> _Work required_
Return the records word for word. Any pictures in them are not part of the copy.

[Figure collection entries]
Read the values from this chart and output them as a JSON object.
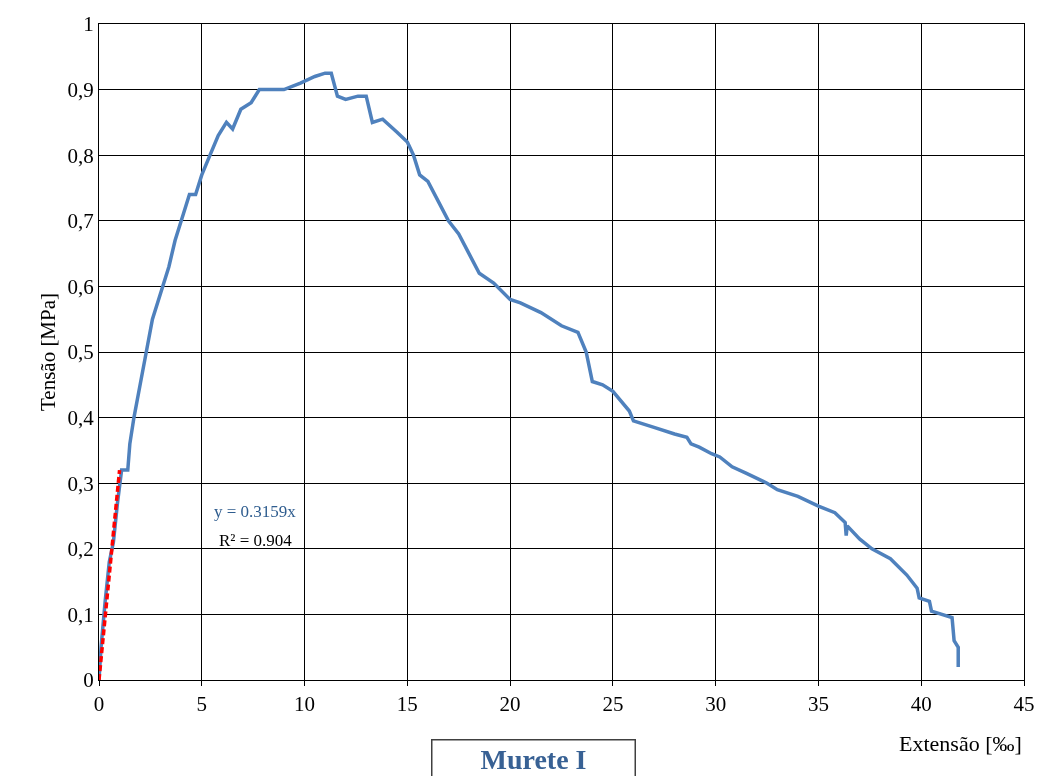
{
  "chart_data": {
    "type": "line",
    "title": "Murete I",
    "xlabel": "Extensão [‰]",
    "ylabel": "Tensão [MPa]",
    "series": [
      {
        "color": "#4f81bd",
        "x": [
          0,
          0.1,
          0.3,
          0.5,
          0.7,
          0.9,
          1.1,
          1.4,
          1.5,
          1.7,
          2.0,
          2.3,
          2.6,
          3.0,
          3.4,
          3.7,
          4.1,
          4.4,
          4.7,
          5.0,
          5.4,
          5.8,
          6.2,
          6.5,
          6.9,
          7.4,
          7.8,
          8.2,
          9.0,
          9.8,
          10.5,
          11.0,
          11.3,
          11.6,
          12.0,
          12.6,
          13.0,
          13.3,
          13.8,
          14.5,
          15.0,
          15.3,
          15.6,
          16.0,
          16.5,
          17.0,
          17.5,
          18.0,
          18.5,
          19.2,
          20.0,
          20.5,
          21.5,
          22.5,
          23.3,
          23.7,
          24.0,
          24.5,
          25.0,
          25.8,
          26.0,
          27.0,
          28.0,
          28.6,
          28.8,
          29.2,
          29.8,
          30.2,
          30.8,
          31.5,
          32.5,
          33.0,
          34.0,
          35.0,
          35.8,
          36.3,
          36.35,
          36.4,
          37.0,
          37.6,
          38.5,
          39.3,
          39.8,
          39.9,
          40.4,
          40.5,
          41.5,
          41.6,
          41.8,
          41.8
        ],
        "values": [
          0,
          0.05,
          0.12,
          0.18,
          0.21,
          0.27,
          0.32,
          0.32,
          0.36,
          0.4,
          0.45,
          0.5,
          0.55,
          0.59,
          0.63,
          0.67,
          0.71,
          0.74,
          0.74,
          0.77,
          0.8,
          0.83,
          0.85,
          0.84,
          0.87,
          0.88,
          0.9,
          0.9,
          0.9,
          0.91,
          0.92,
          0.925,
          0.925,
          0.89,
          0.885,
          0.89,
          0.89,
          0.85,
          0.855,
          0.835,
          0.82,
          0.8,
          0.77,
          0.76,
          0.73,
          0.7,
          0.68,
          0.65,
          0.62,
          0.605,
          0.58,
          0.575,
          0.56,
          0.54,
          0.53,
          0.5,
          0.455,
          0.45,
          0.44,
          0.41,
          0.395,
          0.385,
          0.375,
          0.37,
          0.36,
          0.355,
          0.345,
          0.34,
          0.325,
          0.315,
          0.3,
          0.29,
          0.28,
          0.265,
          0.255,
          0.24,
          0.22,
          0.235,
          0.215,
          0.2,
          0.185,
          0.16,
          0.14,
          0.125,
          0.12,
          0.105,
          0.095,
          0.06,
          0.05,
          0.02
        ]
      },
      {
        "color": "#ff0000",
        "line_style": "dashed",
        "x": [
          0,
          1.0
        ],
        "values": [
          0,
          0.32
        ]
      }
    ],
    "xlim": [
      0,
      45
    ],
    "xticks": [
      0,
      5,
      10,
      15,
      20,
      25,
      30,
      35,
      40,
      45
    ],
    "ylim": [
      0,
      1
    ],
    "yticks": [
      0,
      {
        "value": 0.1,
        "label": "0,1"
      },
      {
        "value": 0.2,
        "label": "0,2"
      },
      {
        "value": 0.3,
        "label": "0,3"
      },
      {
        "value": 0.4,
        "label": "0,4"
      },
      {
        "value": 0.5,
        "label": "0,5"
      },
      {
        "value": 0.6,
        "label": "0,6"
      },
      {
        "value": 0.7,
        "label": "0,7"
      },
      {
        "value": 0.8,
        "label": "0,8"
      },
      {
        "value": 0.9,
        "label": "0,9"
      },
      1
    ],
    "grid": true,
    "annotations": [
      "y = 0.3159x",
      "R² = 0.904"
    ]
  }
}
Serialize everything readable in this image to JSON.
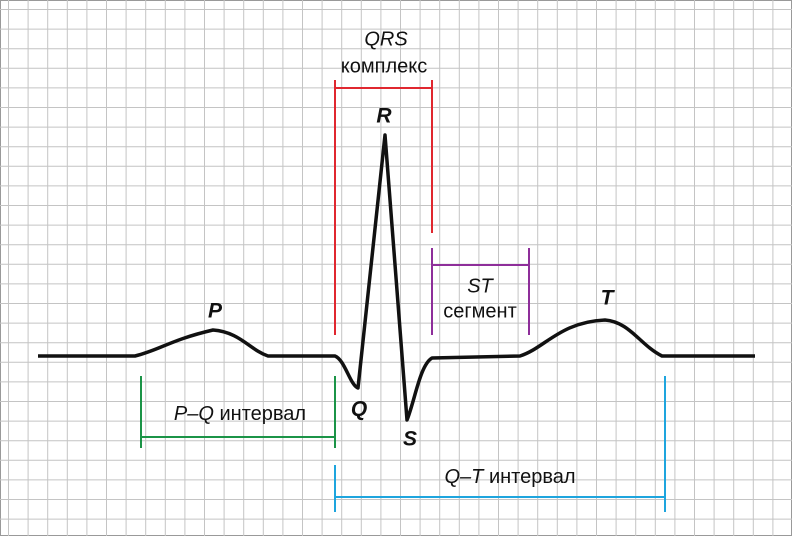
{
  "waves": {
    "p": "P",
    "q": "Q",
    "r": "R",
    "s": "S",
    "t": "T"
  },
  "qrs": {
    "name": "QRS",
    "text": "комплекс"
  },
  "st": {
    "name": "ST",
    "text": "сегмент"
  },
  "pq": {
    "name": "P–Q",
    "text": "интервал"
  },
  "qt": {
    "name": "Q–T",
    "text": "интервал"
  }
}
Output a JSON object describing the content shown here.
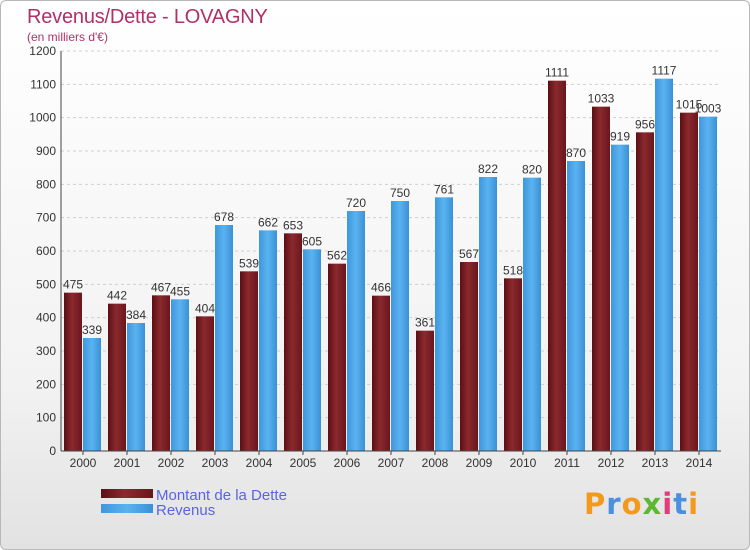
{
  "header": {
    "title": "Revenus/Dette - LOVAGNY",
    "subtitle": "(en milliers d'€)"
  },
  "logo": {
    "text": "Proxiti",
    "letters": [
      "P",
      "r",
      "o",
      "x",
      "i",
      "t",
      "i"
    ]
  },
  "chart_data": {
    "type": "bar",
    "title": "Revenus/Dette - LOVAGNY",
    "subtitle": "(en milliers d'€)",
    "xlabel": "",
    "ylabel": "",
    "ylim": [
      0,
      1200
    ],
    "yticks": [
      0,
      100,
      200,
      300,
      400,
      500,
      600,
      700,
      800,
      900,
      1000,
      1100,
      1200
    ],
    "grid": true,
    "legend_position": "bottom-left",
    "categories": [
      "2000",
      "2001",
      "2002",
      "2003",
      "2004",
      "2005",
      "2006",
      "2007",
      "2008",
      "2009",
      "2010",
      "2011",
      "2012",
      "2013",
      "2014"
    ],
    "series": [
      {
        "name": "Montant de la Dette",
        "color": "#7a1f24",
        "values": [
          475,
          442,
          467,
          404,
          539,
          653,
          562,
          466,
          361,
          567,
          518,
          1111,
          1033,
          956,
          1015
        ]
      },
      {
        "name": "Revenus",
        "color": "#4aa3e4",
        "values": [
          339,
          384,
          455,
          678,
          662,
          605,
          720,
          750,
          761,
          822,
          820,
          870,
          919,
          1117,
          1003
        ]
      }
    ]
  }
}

> _Result for this exercise_
Read the values from this chart and output them as a JSON object.
{
  "chart_data": {
    "type": "line",
    "title": "Murete I",
    "xlabel": "Extensão [‰]",
    "ylabel": "Tensão [MPa]",
    "series": [
      {
        "color": "#4f81bd",
        "x": [
          0,
          0.1,
          0.3,
          0.5,
          0.7,
          0.9,
          1.1,
          1.4,
          1.5,
          1.7,
          2.0,
          2.3,
          2.6,
          3.0,
          3.4,
          3.7,
          4.1,
          4.4,
          4.7,
          5.0,
          5.4,
          5.8,
          6.2,
          6.5,
          6.9,
          7.4,
          7.8,
          8.2,
          9.0,
          9.8,
          10.5,
          11.0,
          11.3,
          11.6,
          12.0,
          12.6,
          13.0,
          13.3,
          13.8,
          14.5,
          15.0,
          15.3,
          15.6,
          16.0,
          16.5,
          17.0,
          17.5,
          18.0,
          18.5,
          19.2,
          20.0,
          20.5,
          21.5,
          22.5,
          23.3,
          23.7,
          24.0,
          24.5,
          25.0,
          25.8,
          26.0,
          27.0,
          28.0,
          28.6,
          28.8,
          29.2,
          29.8,
          30.2,
          30.8,
          31.5,
          32.5,
          33.0,
          34.0,
          35.0,
          35.8,
          36.3,
          36.35,
          36.4,
          37.0,
          37.6,
          38.5,
          39.3,
          39.8,
          39.9,
          40.4,
          40.5,
          41.5,
          41.6,
          41.8,
          41.8
        ],
        "values": [
          0,
          0.05,
          0.12,
          0.18,
          0.21,
          0.27,
          0.32,
          0.32,
          0.36,
          0.4,
          0.45,
          0.5,
          0.55,
          0.59,
          0.63,
          0.67,
          0.71,
          0.74,
          0.74,
          0.77,
          0.8,
          0.83,
          0.85,
          0.84,
          0.87,
          0.88,
          0.9,
          0.9,
          0.9,
          0.91,
          0.92,
          0.925,
          0.925,
          0.89,
          0.885,
          0.89,
          0.89,
          0.85,
          0.855,
          0.835,
          0.82,
          0.8,
          0.77,
          0.76,
          0.73,
          0.7,
          0.68,
          0.65,
          0.62,
          0.605,
          0.58,
          0.575,
          0.56,
          0.54,
          0.53,
          0.5,
          0.455,
          0.45,
          0.44,
          0.41,
          0.395,
          0.385,
          0.375,
          0.37,
          0.36,
          0.355,
          0.345,
          0.34,
          0.325,
          0.315,
          0.3,
          0.29,
          0.28,
          0.265,
          0.255,
          0.24,
          0.22,
          0.235,
          0.215,
          0.2,
          0.185,
          0.16,
          0.14,
          0.125,
          0.12,
          0.105,
          0.095,
          0.06,
          0.05,
          0.02
        ]
      },
      {
        "color": "#ff0000",
        "line_style": "dashed",
        "x": [
          0,
          1.0
        ],
        "values": [
          0,
          0.32
        ]
      }
    ],
    "xlim": [
      0,
      45
    ],
    "xticks": [
      0,
      5,
      10,
      15,
      20,
      25,
      30,
      35,
      40,
      45
    ],
    "ylim": [
      0,
      1
    ],
    "yticks": [
      0,
      {
        "value": 0.1,
        "label": "0,1"
      },
      {
        "value": 0.2,
        "label": "0,2"
      },
      {
        "value": 0.3,
        "label": "0,3"
      },
      {
        "value": 0.4,
        "label": "0,4"
      },
      {
        "value": 0.5,
        "label": "0,5"
      },
      {
        "value": 0.6,
        "label": "0,6"
      },
      {
        "value": 0.7,
        "label": "0,7"
      },
      {
        "value": 0.8,
        "label": "0,8"
      },
      {
        "value": 0.9,
        "label": "0,9"
      },
      1
    ],
    "grid": true,
    "annotations": [
      "y = 0.3159x",
      "R² = 0.904"
    ]
  }
}
Serialize everything readable in this image to JSON.
{
  "waves": {
    "p": "P",
    "q": "Q",
    "r": "R",
    "s": "S",
    "t": "T"
  },
  "qrs": {
    "name": "QRS",
    "text": "комплекс"
  },
  "st": {
    "name": "ST",
    "text": "сегмент"
  },
  "pq": {
    "name": "P–Q",
    "text": "интервал"
  },
  "qt": {
    "name": "Q–T",
    "text": "интервал"
  }
}
Output a JSON object describing the content shown here.
{
  "header": {
    "title": "Revenus/Dette - LOVAGNY",
    "subtitle": "(en milliers d'€)"
  },
  "logo": {
    "text": "Proxiti",
    "letters": [
      "P",
      "r",
      "o",
      "x",
      "i",
      "t",
      "i"
    ]
  },
  "chart_data": {
    "type": "bar",
    "title": "Revenus/Dette - LOVAGNY",
    "subtitle": "(en milliers d'€)",
    "xlabel": "",
    "ylabel": "",
    "ylim": [
      0,
      1200
    ],
    "yticks": [
      0,
      100,
      200,
      300,
      400,
      500,
      600,
      700,
      800,
      900,
      1000,
      1100,
      1200
    ],
    "grid": true,
    "legend_position": "bottom-left",
    "categories": [
      "2000",
      "2001",
      "2002",
      "2003",
      "2004",
      "2005",
      "2006",
      "2007",
      "2008",
      "2009",
      "2010",
      "2011",
      "2012",
      "2013",
      "2014"
    ],
    "series": [
      {
        "name": "Montant de la Dette",
        "color": "#7a1f24",
        "values": [
          475,
          442,
          467,
          404,
          539,
          653,
          562,
          466,
          361,
          567,
          518,
          1111,
          1033,
          956,
          1015
        ]
      },
      {
        "name": "Revenus",
        "color": "#4aa3e4",
        "values": [
          339,
          384,
          455,
          678,
          662,
          605,
          720,
          750,
          761,
          822,
          820,
          870,
          919,
          1117,
          1003
        ]
      }
    ]
  }
}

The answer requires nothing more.